**DIRECTION:**
Any pictures in the records below should be skipped; write out everything else exactly.

________________________

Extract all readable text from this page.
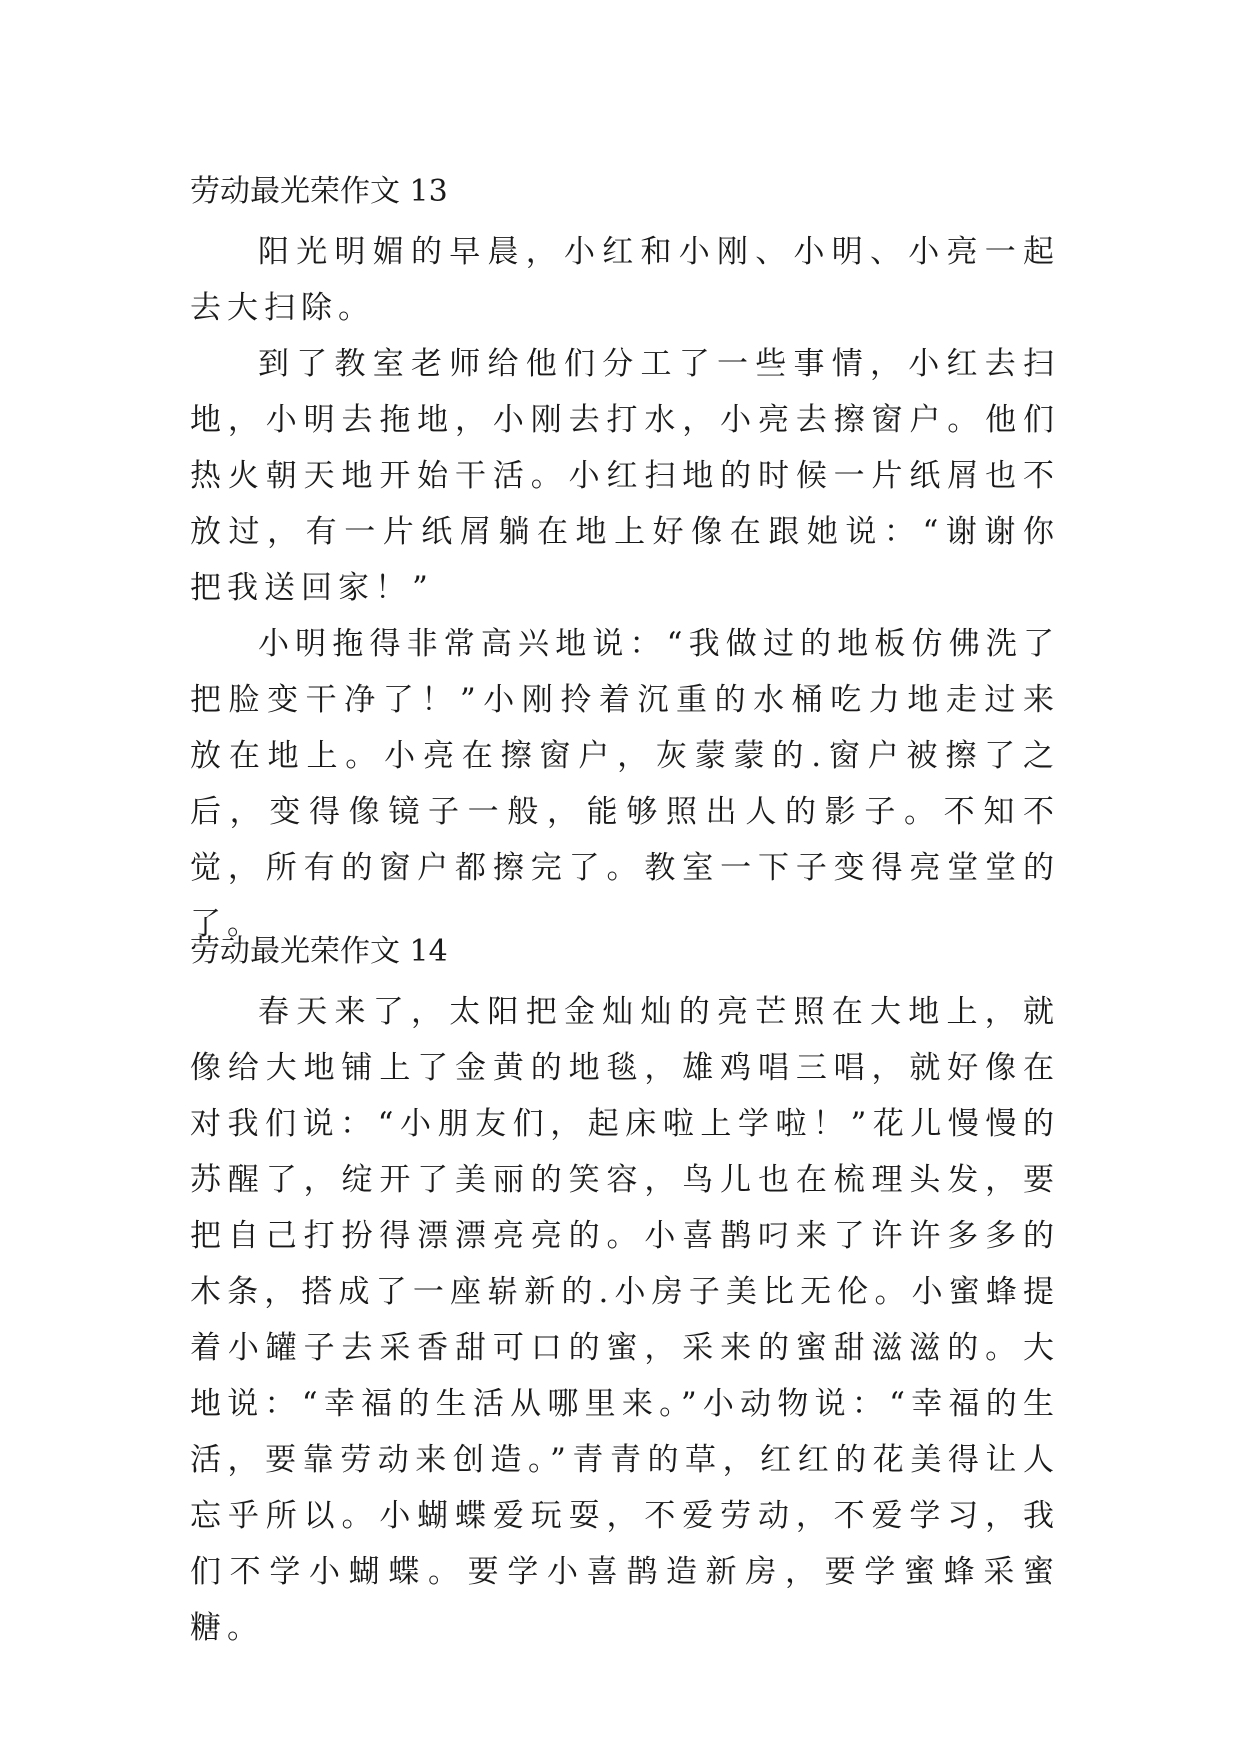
劳动最光荣作文 13

阳光明媚的早晨，小红和小刚、小明、小亮一起去大扫除。

到了教室老师给他们分工了一些事情，小红去扫地，小明去拖地，小刚去打水，小亮去擦窗户。他们热火朝天地开始干活。小红扫地的时候一片纸屑也不放过，有一片纸屑躺在地上好像在跟她说：“谢谢你把我送回家！”

小明拖得非常高兴地说：“我做过的地板仿佛洗了把脸变干净了！”小刚拎着沉重的水桶吃力地走过来放在地上。小亮在擦窗户，灰蒙蒙的.窗户被擦了之后，变得像镜子一般，能够照出人的影子。不知不觉，所有的窗户都擦完了。教室一下子变得亮堂堂的了。

劳动最光荣作文 14

春天来了，太阳把金灿灿的亮芒照在大地上，就像给大地铺上了金黄的地毯，雄鸡唱三唱，就好像在对我们说：“小朋友们，起床啦上学啦！”花儿慢慢的苏醒了，绽开了美丽的笑容，鸟儿也在梳理头发，要把自己打扮得漂漂亮亮的。小喜鹊叼来了许许多多的木条，搭成了一座崭新的.小房子美比无伦。小蜜蜂提着小罐子去采香甜可口的蜜，采来的蜜甜滋滋的。大地说：“幸福的生活从哪里来。”小动物说：“幸福的生活，要靠劳动来创造。”青青的草，红红的花美得让人忘乎所以。小蝴蝶爱玩耍，不爱劳动，不爱学习，我们不学小蝴蝶。要学小喜鹊造新房，要学蜜蜂采蜜糖。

________________________

**TASK RESPONSE:**
Extract all readable text from this page.
劳动最光荣作文 13

阳光明媚的早晨，小红和小刚、小明、小亮一起去大扫除。

到了教室老师给他们分工了一些事情，小红去扫地，小明去拖地，小刚去打水，小亮去擦窗户。他们热火朝天地开始干活。小红扫地的时候一片纸屑也不放过，有一片纸屑躺在地上好像在跟她说：“谢谢你把我送回家！”

小明拖得非常高兴地说：“我做过的地板仿佛洗了把脸变干净了！”小刚拎着沉重的水桶吃力地走过来放在地上。小亮在擦窗户，灰蒙蒙的.窗户被擦了之后，变得像镜子一般，能够照出人的影子。不知不觉，所有的窗户都擦完了。教室一下子变得亮堂堂的了。

劳动最光荣作文 14

春天来了，太阳把金灿灿的亮芒照在大地上，就像给大地铺上了金黄的地毯，雄鸡唱三唱，就好像在对我们说：“小朋友们，起床啦上学啦！”花儿慢慢的苏醒了，绽开了美丽的笑容，鸟儿也在梳理头发，要把自己打扮得漂漂亮亮的。小喜鹊叼来了许许多多的木条，搭成了一座崭新的.小房子美比无伦。小蜜蜂提着小罐子去采香甜可口的蜜，采来的蜜甜滋滋的。大地说：“幸福的生活从哪里来。”小动物说：“幸福的生活，要靠劳动来创造。”青青的草，红红的花美得让人忘乎所以。小蝴蝶爱玩耍，不爱劳动，不爱学习，我们不学小蝴蝶。要学小喜鹊造新房，要学蜜蜂采蜜糖。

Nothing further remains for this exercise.